WRITTEN INSTRUCTION ->
Copy all lines that contain the word "title".

MATERIAL FOR THIS TASK ->
::::::::::

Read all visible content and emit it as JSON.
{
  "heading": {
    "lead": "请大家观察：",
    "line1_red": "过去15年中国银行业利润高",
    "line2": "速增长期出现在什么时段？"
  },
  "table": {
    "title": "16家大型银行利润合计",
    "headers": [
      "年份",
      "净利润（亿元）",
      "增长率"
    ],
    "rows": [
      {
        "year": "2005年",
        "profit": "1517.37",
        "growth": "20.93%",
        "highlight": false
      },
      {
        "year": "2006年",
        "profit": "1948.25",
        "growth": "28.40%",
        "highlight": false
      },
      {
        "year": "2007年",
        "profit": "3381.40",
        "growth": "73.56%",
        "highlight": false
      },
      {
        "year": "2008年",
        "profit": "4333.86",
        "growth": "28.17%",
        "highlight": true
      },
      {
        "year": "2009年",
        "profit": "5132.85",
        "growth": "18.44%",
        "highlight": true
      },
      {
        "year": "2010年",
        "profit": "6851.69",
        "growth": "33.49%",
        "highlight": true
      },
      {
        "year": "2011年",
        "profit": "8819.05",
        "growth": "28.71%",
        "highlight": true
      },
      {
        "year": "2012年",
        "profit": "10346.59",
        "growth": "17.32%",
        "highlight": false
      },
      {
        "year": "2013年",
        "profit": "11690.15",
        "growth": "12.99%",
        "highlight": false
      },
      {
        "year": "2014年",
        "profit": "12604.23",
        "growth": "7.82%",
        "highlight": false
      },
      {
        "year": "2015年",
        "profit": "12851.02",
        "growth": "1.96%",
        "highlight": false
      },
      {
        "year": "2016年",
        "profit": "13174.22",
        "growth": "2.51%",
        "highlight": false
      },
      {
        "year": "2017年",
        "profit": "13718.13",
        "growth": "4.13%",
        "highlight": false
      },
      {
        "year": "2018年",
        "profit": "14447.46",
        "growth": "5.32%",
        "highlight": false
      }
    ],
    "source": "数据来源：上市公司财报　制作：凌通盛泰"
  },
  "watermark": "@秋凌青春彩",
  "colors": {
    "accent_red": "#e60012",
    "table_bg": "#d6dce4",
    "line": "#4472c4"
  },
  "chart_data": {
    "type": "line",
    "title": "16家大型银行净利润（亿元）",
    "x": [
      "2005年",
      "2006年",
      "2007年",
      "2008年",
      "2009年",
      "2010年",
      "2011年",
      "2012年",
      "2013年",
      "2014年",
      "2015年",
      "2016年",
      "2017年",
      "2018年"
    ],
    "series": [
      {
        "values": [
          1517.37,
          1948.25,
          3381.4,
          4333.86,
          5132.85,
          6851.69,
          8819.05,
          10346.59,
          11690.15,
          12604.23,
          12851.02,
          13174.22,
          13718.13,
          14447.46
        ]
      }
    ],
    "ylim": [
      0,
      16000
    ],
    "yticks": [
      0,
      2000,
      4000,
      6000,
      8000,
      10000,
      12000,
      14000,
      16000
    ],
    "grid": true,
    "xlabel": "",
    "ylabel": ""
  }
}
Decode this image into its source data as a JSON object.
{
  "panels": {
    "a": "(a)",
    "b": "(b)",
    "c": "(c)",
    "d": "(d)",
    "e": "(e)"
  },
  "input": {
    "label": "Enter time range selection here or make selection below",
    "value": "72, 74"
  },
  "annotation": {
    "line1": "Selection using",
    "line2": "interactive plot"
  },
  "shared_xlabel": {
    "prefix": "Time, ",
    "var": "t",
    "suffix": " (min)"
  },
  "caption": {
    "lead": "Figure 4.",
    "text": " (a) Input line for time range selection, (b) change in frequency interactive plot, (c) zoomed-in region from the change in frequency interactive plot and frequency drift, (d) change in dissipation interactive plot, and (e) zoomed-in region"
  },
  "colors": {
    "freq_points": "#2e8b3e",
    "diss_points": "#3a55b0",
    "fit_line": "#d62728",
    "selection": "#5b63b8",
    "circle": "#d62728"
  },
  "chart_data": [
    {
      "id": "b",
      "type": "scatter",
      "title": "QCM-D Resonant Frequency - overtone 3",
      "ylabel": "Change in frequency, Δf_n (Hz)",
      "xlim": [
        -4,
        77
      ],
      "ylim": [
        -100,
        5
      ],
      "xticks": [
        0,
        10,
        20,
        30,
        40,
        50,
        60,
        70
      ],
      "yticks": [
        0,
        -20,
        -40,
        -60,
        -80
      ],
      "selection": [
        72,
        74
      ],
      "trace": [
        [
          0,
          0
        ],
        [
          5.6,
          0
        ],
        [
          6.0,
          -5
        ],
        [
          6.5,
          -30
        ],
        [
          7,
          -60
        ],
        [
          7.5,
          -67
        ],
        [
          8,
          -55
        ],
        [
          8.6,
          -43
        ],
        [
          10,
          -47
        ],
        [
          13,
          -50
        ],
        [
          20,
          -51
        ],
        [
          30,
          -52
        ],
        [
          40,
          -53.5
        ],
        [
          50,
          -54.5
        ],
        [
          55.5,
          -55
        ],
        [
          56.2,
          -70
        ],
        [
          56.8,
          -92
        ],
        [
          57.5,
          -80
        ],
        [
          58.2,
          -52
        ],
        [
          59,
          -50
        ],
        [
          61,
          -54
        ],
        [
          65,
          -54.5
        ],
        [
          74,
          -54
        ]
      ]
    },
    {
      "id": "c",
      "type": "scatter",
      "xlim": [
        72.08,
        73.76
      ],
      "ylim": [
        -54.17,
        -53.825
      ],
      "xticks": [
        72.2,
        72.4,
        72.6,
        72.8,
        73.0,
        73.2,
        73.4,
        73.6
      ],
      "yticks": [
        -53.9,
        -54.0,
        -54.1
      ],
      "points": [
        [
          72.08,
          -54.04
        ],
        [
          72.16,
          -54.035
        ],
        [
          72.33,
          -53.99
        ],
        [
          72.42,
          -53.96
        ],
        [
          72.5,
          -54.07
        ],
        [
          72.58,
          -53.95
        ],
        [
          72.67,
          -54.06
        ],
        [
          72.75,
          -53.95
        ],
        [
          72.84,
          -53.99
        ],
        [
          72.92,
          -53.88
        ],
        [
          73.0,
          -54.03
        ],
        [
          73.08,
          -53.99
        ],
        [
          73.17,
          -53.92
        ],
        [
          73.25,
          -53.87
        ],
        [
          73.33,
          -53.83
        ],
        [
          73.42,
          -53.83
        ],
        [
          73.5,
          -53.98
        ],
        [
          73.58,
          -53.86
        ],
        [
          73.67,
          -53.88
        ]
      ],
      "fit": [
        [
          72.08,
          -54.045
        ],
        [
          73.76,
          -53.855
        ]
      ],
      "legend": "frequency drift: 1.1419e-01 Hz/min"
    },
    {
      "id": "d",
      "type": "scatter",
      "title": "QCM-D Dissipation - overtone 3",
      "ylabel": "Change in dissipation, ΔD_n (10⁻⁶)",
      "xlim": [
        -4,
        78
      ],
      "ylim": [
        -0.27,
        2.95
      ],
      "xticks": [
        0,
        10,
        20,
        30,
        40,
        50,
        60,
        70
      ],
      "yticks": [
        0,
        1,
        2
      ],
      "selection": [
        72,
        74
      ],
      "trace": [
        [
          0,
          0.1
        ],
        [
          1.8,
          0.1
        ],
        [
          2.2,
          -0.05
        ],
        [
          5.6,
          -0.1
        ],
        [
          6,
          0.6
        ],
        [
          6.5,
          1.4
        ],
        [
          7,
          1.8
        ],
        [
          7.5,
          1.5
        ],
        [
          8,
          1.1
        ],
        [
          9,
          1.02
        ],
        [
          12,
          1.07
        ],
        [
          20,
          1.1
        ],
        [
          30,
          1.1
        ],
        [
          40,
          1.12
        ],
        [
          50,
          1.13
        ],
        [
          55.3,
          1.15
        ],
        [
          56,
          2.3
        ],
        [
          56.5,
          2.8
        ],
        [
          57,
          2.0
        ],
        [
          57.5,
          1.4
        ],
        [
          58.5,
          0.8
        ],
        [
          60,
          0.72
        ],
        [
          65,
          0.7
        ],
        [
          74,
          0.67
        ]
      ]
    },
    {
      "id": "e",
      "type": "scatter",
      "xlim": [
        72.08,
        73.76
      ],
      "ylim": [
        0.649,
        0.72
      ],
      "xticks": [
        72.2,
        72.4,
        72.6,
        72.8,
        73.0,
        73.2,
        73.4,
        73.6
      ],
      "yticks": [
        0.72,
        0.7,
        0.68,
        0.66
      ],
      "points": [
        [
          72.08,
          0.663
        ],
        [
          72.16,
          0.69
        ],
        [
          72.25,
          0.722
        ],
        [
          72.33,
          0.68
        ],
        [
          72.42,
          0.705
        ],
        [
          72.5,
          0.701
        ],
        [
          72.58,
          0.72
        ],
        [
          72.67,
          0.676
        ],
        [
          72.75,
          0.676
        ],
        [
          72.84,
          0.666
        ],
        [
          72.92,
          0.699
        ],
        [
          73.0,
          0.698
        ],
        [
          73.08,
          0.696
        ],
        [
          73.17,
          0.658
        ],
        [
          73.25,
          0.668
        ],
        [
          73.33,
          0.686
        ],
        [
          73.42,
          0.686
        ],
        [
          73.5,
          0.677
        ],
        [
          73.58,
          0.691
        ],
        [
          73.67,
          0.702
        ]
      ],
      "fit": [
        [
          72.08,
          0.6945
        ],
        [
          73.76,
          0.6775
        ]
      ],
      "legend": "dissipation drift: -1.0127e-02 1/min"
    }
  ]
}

::::::::::

RESPONSE ->
    "title": "16家大型银行利润合计",
    "title": "16家大型银行净利润（亿元）",
      "title": "QCM-D Resonant Frequency - overtone 3",
      "title": "QCM-D Dissipation - overtone 3",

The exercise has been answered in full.